*Stated task*:
Tell how many lines in the data below hold the string "Hamstring"; give nothing but the number.
::: Dataset excerpts
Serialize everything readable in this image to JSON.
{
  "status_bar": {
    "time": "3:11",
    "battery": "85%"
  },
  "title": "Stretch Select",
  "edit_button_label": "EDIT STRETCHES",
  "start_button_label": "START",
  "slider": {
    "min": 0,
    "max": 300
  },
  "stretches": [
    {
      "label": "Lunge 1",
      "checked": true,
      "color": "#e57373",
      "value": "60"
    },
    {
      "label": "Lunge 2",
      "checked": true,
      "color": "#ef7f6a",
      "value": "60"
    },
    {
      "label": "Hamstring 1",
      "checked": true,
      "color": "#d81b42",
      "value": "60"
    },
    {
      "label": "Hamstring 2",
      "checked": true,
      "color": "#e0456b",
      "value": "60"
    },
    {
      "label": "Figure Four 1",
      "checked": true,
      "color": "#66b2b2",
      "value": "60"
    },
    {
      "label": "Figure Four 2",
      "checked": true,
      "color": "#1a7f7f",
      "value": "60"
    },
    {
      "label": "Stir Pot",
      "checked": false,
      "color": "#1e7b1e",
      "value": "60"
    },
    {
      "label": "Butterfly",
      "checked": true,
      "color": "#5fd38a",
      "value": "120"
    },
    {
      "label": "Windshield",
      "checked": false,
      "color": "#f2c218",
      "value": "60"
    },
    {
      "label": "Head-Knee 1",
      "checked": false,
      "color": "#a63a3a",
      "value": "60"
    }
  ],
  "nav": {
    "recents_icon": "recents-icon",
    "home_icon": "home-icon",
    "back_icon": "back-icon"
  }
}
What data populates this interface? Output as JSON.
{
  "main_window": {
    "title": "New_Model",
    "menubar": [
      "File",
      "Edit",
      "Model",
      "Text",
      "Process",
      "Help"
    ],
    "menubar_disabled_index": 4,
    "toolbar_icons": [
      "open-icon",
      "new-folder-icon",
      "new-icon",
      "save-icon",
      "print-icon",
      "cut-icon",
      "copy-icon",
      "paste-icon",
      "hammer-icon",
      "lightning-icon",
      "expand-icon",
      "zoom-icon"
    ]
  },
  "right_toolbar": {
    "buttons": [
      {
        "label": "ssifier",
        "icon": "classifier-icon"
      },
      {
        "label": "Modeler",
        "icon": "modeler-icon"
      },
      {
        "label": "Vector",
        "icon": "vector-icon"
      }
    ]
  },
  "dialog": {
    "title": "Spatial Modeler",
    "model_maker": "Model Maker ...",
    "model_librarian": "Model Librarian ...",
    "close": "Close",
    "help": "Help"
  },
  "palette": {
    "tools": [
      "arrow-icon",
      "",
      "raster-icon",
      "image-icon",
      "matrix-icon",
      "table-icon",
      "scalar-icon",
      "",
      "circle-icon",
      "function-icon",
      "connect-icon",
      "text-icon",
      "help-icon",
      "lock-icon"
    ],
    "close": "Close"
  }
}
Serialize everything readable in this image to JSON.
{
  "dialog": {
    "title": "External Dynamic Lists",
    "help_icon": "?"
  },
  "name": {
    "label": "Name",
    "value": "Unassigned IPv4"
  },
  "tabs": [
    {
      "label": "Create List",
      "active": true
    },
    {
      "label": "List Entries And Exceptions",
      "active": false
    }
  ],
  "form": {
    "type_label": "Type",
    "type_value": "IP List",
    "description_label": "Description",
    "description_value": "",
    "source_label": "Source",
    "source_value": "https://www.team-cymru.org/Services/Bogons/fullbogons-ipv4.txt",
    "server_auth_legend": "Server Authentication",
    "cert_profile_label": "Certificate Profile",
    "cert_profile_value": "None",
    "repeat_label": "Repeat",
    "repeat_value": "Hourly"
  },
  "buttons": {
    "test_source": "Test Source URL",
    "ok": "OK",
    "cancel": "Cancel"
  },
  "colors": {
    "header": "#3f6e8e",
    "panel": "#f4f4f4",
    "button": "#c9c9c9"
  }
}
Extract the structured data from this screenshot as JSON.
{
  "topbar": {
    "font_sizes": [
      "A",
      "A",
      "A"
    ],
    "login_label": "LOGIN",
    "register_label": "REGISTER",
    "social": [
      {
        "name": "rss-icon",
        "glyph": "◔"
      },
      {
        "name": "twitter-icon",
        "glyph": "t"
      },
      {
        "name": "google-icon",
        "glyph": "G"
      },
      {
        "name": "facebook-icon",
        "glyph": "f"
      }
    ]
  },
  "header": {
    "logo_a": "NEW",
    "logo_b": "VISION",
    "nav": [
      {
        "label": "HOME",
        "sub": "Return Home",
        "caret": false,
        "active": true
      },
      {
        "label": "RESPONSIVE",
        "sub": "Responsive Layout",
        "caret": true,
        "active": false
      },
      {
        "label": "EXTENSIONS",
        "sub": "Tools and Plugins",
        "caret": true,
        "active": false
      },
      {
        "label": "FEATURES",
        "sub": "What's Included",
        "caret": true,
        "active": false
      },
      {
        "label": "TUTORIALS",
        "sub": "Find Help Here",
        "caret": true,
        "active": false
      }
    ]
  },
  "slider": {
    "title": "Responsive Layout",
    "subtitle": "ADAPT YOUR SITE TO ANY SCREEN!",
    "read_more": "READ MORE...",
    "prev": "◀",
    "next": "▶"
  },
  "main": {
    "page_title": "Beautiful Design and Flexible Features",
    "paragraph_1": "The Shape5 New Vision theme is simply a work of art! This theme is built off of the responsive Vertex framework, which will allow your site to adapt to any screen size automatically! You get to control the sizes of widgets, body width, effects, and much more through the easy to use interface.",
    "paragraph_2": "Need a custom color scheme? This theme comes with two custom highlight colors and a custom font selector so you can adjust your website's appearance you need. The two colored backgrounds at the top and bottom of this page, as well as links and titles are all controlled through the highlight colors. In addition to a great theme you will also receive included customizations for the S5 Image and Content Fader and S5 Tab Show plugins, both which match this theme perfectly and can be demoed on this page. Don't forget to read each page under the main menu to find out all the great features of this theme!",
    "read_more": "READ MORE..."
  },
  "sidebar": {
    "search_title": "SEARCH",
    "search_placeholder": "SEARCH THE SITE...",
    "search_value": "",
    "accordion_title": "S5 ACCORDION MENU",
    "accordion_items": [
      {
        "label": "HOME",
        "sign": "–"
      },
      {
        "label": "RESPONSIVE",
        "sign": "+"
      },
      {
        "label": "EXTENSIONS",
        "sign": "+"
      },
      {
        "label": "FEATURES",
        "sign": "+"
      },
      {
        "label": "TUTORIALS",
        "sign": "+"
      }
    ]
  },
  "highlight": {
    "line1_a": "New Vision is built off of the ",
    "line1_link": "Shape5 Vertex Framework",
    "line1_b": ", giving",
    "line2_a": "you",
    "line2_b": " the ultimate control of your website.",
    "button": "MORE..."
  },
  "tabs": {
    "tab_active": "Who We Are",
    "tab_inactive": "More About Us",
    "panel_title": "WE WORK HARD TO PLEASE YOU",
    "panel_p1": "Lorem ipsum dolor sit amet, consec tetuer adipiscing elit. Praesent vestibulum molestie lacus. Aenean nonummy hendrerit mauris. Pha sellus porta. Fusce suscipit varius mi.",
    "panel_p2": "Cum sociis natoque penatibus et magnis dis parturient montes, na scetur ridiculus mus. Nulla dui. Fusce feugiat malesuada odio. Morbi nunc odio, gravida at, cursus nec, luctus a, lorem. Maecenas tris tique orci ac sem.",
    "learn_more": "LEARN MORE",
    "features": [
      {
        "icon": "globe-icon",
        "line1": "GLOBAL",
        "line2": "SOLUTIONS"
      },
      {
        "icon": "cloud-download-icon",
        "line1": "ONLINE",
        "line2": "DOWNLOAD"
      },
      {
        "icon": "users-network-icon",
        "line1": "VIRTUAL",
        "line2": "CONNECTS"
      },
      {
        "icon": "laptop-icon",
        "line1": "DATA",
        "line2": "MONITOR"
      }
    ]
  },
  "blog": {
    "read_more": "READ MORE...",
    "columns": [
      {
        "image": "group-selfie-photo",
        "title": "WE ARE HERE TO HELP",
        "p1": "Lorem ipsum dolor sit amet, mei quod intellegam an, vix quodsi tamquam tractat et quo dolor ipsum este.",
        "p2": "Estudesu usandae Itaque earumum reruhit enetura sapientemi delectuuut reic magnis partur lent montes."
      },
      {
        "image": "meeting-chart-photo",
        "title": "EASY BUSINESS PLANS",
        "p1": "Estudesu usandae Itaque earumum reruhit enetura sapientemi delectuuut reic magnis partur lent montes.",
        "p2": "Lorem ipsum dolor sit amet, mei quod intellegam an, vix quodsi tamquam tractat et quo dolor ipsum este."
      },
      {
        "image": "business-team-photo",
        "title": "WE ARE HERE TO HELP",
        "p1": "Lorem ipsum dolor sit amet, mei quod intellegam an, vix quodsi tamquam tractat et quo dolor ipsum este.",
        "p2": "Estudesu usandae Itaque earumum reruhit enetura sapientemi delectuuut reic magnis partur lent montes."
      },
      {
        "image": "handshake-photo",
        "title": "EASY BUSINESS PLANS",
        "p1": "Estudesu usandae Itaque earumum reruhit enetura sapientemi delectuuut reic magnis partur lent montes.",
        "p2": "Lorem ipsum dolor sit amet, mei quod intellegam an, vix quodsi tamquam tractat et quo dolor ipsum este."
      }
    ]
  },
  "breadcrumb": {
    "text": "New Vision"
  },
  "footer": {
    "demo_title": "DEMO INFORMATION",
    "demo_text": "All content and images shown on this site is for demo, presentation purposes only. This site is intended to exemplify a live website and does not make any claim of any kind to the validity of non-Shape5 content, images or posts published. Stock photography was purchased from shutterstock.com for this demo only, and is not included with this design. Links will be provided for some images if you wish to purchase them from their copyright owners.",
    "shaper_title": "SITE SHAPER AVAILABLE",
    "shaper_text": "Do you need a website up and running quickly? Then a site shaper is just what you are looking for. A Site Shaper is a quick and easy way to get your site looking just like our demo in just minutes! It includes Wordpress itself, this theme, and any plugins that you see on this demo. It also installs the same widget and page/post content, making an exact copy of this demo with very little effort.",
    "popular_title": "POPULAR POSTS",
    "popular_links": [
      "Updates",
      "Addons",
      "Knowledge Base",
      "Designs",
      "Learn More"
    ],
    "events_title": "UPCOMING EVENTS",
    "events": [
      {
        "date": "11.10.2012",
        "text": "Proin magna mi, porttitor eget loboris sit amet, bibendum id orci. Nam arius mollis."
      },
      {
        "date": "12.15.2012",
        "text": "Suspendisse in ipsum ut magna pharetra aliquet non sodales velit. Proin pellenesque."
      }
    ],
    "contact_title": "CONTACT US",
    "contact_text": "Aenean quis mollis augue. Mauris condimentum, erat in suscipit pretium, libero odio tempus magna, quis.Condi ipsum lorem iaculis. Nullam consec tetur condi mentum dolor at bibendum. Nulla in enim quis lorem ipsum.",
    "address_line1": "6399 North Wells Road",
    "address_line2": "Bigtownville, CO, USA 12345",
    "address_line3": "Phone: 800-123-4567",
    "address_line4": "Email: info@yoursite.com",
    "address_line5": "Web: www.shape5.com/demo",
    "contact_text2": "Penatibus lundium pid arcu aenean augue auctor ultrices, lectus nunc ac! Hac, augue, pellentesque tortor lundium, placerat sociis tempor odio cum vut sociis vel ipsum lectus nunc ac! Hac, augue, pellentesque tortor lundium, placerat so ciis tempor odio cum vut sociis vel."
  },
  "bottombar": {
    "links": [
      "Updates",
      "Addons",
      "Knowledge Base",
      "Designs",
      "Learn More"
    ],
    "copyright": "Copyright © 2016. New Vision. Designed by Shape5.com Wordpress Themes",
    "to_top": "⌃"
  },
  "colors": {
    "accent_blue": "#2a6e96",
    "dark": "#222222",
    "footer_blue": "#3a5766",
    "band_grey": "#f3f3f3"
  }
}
::::::
*Task response*:
2